What to work on: Restate the entries below verbatim.

━━━━━━━━━━━━━━━━━━━━━━━━━━━━━━

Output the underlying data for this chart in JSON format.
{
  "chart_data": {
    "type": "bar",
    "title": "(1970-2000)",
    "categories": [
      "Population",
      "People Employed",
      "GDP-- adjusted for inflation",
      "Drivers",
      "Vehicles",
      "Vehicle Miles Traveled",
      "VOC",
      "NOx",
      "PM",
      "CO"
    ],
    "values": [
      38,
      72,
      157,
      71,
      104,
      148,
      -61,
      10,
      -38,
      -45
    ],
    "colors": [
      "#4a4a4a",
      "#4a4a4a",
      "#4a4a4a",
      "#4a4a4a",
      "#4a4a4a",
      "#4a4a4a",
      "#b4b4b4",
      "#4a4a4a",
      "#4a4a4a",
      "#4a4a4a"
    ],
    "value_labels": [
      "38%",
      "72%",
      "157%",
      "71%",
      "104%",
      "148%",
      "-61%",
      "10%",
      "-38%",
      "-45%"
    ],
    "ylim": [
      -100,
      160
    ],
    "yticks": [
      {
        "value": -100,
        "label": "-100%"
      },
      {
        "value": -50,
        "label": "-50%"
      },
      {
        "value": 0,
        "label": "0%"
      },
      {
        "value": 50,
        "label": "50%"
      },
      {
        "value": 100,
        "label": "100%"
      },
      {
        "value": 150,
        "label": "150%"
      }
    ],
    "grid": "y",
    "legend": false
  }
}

━━━━━━━━━━━━━━━━━━━━━━━━━━━━━━

Written solution:
Output the underlying data for this chart in JSON format.
{
  "chart_data": {
    "type": "bar",
    "title": "(1970-2000)",
    "categories": [
      "Population",
      "People Employed",
      "GDP-- adjusted for inflation",
      "Drivers",
      "Vehicles",
      "Vehicle Miles Traveled",
      "VOC",
      "NOx",
      "PM",
      "CO"
    ],
    "values": [
      38,
      72,
      157,
      71,
      104,
      148,
      -61,
      10,
      -38,
      -45
    ],
    "colors": [
      "#4a4a4a",
      "#4a4a4a",
      "#4a4a4a",
      "#4a4a4a",
      "#4a4a4a",
      "#4a4a4a",
      "#b4b4b4",
      "#4a4a4a",
      "#4a4a4a",
      "#4a4a4a"
    ],
    "value_labels": [
      "38%",
      "72%",
      "157%",
      "71%",
      "104%",
      "148%",
      "-61%",
      "10%",
      "-38%",
      "-45%"
    ],
    "ylim": [
      -100,
      160
    ],
    "yticks": [
      {
        "value": -100,
        "label": "-100%"
      },
      {
        "value": -50,
        "label": "-50%"
      },
      {
        "value": 0,
        "label": "0%"
      },
      {
        "value": 50,
        "label": "50%"
      },
      {
        "value": 100,
        "label": "100%"
      },
      {
        "value": 150,
        "label": "150%"
      }
    ],
    "grid": "y",
    "legend": false
  }
}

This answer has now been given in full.